● **WHAT THE TASK ASKS**: Where a line of the listing below includes the word "open", reproduce that line.

# DATA TO USE start

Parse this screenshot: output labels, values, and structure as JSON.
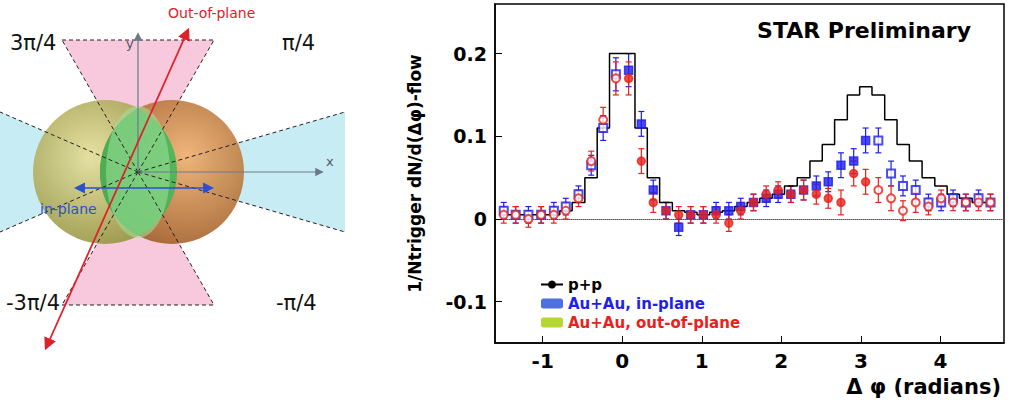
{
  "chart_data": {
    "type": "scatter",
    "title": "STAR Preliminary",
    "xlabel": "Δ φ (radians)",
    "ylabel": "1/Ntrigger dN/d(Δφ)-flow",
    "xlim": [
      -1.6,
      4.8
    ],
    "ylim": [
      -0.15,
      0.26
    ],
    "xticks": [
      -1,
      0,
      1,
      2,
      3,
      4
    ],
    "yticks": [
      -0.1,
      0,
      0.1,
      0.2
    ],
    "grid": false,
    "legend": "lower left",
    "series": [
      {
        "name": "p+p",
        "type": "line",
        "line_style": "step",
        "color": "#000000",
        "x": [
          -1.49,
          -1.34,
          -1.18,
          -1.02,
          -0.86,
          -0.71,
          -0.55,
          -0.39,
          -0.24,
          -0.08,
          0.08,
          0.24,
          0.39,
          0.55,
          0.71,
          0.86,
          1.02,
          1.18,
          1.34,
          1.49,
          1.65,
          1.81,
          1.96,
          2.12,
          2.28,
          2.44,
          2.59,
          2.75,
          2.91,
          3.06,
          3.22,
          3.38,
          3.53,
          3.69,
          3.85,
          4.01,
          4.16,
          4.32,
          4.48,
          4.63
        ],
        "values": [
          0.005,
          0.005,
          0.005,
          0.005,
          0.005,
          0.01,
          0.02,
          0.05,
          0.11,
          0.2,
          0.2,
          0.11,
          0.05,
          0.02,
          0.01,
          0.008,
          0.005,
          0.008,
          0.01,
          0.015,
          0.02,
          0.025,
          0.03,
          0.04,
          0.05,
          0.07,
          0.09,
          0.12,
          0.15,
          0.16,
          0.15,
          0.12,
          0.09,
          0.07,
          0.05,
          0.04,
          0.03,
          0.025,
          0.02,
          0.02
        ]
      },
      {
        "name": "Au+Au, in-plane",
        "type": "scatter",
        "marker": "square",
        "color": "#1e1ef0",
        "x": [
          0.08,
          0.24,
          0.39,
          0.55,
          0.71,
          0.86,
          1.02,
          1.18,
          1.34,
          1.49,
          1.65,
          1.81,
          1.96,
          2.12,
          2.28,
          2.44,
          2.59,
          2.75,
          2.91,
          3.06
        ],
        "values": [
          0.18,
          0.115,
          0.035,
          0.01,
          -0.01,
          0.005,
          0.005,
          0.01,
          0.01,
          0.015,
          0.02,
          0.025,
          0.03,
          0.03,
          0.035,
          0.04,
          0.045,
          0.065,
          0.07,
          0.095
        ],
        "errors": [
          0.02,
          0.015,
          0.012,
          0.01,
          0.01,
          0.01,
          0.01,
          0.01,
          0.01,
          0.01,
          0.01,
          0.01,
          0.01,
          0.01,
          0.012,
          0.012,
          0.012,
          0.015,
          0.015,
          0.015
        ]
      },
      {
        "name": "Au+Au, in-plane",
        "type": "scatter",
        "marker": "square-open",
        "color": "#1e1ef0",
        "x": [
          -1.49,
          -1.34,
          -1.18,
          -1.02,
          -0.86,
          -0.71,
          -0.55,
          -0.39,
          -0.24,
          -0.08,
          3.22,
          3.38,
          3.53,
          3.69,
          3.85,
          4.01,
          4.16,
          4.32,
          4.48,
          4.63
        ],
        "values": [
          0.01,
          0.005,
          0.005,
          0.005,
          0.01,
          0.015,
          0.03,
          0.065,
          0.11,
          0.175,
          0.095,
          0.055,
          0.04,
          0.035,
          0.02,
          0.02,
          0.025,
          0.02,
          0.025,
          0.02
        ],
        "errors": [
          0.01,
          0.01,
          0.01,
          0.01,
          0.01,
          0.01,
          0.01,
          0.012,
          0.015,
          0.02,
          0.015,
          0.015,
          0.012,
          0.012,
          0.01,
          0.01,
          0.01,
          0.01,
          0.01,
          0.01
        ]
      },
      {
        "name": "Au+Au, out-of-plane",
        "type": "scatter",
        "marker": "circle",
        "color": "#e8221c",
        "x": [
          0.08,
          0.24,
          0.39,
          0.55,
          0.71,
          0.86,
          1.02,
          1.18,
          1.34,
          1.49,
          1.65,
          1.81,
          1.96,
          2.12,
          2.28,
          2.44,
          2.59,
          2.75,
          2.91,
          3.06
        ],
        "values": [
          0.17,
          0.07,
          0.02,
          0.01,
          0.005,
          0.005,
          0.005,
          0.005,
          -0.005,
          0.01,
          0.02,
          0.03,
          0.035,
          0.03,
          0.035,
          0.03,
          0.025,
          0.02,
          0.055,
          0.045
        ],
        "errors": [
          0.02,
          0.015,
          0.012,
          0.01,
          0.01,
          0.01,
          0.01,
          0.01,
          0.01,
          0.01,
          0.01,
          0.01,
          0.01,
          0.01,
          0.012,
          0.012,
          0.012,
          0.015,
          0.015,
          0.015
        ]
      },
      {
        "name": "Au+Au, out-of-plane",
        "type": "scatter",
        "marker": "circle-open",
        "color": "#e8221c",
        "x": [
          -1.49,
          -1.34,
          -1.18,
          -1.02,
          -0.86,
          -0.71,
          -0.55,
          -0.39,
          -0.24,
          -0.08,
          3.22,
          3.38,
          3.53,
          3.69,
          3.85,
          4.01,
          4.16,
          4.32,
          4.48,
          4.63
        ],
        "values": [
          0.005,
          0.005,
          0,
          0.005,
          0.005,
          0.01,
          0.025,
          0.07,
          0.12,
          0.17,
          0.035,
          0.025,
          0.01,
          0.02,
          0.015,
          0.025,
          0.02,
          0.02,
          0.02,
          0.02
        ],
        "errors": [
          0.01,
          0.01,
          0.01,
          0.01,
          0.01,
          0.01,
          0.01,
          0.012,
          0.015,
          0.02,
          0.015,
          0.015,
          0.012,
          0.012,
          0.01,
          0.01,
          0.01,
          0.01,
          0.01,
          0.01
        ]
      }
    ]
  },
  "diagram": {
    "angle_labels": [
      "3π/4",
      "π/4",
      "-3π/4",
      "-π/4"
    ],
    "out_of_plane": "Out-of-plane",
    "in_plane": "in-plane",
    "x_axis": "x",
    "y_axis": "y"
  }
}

# DATA TO USE end

● **EXERCISE ANSWER**:
        "marker": "square-open",
        "marker": "circle-open",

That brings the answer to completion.